→ **Written problem**:
List every line below containing "sulfate".

——

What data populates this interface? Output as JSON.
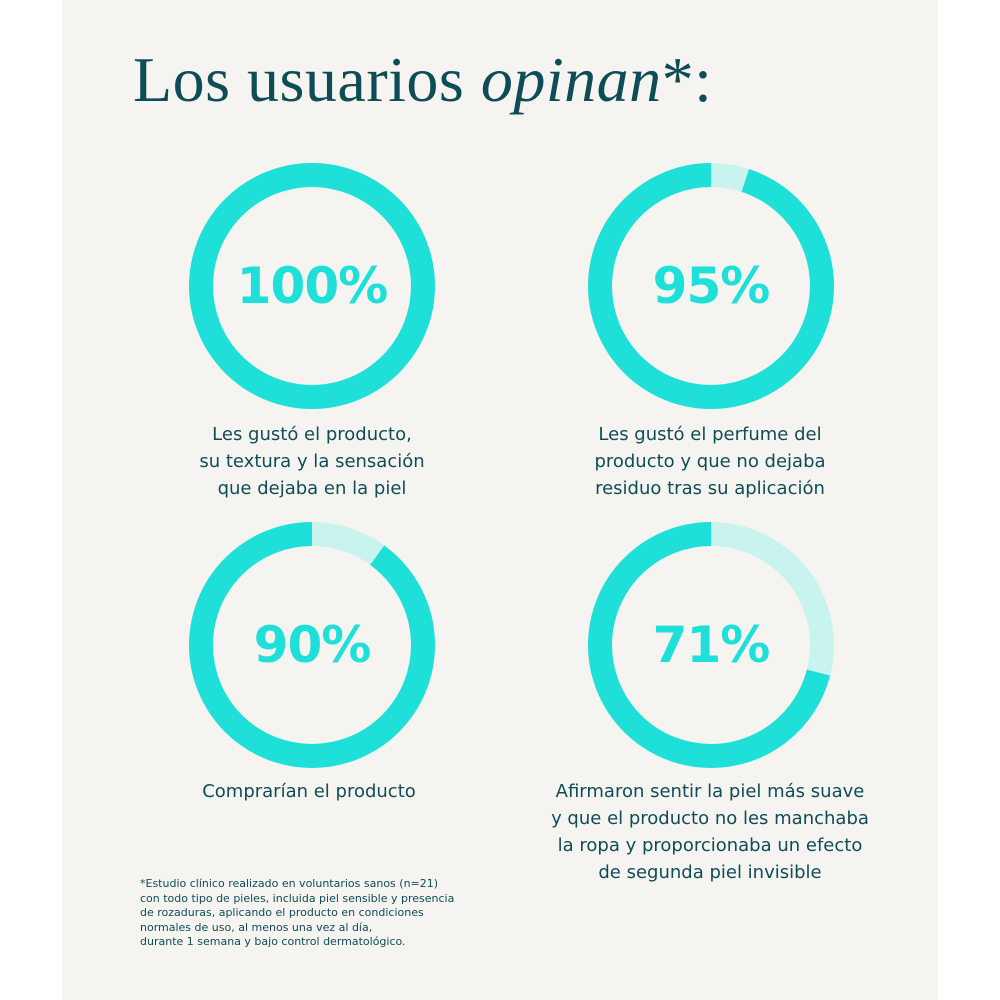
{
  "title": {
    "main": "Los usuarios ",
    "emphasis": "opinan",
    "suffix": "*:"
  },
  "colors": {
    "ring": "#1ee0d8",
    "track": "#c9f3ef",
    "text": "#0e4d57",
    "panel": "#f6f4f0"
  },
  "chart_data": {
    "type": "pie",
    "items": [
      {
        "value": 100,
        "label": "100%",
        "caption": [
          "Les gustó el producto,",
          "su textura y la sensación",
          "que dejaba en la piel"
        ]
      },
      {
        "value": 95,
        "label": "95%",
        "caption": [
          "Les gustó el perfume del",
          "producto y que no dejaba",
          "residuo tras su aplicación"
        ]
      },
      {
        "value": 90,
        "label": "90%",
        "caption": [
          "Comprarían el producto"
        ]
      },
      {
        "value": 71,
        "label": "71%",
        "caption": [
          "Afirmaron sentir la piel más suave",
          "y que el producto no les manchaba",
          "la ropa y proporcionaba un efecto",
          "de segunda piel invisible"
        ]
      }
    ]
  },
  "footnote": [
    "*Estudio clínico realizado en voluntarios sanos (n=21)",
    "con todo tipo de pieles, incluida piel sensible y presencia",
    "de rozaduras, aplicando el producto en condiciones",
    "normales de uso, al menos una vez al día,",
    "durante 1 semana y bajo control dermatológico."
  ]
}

——

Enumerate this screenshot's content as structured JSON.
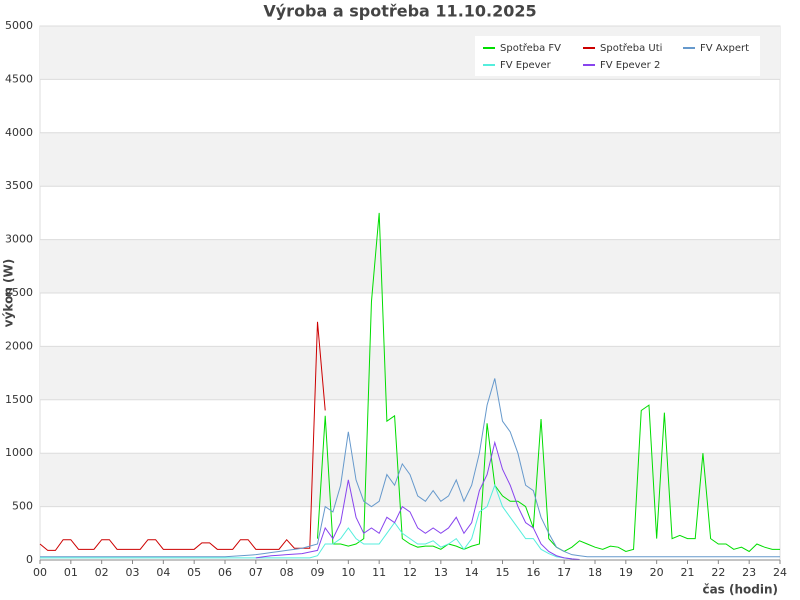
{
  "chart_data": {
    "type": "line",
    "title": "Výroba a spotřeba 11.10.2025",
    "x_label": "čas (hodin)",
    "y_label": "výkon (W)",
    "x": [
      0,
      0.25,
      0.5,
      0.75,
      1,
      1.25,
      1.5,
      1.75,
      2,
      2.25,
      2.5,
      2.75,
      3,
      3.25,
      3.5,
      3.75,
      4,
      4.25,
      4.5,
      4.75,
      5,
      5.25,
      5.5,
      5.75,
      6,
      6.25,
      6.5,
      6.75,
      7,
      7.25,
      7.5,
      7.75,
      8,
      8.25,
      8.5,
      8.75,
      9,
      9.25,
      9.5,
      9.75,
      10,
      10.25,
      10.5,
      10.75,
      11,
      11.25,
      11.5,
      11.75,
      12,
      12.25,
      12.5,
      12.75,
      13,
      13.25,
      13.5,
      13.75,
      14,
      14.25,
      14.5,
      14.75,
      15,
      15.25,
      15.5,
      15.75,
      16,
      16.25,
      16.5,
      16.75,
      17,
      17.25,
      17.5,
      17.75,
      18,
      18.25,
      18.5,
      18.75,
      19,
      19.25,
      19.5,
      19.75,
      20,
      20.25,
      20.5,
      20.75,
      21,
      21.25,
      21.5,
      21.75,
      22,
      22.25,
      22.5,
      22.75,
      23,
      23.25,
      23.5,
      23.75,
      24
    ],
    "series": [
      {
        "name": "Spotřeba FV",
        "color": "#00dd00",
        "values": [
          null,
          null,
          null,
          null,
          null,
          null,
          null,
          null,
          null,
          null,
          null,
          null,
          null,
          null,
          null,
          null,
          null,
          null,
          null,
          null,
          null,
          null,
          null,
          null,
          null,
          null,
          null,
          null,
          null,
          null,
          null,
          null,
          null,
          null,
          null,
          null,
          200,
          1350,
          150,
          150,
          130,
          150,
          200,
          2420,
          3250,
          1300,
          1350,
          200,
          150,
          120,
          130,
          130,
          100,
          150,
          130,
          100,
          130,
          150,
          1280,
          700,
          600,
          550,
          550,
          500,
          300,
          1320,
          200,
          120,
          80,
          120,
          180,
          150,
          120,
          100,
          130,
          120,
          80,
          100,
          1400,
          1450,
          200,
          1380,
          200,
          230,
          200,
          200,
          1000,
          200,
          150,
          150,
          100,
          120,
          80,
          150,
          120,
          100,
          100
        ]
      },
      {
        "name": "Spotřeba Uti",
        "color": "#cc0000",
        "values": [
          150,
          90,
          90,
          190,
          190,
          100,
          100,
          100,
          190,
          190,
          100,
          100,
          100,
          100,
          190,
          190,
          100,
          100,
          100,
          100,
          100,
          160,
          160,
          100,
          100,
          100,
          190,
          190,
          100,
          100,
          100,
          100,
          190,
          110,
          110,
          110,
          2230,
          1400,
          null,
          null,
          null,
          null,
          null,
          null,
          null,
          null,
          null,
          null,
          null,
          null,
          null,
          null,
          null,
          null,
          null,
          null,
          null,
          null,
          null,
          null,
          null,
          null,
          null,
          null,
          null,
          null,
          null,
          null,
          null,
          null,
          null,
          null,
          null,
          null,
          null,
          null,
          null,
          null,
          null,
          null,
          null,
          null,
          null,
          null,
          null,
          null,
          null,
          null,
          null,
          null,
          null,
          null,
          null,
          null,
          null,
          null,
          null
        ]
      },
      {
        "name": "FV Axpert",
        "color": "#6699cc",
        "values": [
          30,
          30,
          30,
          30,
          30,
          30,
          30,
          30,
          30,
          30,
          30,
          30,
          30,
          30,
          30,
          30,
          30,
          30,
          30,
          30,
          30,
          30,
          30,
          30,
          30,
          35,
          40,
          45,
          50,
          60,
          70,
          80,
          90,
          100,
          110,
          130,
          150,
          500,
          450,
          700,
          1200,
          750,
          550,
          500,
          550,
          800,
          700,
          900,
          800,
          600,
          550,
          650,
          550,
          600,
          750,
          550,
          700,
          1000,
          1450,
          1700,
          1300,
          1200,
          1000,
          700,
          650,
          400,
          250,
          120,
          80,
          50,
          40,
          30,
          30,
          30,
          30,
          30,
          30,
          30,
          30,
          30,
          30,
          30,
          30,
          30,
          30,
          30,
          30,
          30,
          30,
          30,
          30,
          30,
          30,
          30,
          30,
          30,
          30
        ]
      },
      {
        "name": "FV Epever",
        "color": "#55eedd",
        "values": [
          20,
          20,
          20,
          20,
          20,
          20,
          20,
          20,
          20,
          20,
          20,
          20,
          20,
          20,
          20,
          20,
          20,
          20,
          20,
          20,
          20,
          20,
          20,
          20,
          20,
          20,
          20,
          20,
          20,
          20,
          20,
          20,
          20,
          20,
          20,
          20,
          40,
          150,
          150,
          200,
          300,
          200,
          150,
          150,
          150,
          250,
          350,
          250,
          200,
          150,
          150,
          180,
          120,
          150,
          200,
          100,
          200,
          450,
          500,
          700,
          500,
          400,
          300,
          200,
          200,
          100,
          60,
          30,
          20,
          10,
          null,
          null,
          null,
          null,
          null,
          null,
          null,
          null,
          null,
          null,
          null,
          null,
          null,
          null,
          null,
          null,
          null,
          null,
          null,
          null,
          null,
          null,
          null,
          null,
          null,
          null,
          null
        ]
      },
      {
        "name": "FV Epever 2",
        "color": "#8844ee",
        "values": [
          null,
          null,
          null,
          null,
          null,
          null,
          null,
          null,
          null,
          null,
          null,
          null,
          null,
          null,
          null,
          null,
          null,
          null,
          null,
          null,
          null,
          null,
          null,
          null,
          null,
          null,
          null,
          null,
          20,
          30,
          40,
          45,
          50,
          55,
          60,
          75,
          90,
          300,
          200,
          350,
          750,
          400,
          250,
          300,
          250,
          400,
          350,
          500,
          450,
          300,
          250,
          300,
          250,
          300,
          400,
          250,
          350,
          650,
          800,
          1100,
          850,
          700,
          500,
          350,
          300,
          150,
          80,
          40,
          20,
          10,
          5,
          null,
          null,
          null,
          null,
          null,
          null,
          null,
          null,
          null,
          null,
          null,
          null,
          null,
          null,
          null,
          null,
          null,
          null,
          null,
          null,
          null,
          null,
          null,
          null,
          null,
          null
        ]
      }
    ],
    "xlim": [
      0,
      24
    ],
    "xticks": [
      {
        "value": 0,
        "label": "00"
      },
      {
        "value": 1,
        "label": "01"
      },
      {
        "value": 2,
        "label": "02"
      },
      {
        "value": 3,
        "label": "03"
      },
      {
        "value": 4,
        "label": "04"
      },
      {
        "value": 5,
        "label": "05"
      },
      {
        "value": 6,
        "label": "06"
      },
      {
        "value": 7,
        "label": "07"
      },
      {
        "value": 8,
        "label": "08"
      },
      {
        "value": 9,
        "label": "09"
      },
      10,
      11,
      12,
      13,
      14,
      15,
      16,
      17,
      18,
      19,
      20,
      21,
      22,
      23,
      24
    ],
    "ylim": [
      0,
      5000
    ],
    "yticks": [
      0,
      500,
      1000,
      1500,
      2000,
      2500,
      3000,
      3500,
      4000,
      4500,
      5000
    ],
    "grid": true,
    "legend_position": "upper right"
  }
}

——

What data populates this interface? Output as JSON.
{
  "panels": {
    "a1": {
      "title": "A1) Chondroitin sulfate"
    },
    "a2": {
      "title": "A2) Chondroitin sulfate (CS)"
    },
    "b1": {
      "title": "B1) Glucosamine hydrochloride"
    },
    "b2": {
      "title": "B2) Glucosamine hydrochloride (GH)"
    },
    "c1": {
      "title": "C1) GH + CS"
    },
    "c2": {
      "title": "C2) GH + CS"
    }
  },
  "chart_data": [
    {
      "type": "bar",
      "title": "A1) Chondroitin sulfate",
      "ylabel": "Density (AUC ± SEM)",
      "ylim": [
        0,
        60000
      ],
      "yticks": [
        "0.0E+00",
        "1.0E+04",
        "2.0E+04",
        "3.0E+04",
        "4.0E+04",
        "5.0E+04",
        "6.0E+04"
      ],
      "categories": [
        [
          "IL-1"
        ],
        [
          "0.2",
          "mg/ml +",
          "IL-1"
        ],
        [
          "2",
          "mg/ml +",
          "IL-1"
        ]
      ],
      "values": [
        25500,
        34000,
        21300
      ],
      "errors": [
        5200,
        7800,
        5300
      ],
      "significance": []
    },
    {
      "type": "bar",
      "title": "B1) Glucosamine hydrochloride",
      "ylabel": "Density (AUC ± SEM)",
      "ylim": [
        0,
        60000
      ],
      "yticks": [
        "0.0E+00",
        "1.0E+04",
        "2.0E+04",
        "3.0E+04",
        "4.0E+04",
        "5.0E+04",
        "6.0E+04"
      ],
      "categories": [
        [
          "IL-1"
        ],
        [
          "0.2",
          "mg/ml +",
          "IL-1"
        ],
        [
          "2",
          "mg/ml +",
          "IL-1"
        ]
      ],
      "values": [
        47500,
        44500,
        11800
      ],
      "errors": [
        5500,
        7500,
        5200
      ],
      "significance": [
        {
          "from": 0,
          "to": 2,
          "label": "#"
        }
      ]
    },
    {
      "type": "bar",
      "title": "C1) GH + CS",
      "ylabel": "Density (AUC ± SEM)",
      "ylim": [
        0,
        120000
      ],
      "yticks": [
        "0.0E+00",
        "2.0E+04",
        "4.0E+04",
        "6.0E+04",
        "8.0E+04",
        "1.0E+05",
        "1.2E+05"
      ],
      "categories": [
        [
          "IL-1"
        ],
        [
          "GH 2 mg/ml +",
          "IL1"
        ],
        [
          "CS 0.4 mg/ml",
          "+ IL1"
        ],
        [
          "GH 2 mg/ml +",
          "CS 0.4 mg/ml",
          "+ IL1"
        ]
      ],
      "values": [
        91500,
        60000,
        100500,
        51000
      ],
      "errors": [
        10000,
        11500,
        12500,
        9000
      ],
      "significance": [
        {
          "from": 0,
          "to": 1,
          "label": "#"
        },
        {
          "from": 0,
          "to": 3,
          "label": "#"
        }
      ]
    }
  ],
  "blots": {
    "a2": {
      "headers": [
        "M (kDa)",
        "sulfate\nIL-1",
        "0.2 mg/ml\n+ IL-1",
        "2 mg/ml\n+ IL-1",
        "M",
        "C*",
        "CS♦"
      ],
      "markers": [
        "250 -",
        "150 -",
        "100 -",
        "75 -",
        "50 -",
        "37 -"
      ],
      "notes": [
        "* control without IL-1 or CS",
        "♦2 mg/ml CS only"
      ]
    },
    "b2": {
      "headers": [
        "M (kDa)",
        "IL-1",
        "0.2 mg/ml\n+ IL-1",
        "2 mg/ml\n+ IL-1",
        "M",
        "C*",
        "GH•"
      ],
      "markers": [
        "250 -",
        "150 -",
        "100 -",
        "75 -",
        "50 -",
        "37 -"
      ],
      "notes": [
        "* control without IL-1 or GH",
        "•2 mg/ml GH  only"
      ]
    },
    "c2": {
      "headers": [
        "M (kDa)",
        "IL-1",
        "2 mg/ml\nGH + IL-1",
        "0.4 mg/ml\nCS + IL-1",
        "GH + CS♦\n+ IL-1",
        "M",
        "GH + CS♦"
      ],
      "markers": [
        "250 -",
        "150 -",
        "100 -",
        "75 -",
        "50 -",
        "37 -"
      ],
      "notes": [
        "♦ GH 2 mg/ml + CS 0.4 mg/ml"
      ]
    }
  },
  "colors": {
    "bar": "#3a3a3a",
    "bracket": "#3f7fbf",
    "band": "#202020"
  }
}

——

→ **Result of this exercise**:
      "title": "A1) Chondroitin sulfate"
      "title": "A2) Chondroitin sulfate (CS)"
      "title": "A1) Chondroitin sulfate",
        "sulfate\nIL-1",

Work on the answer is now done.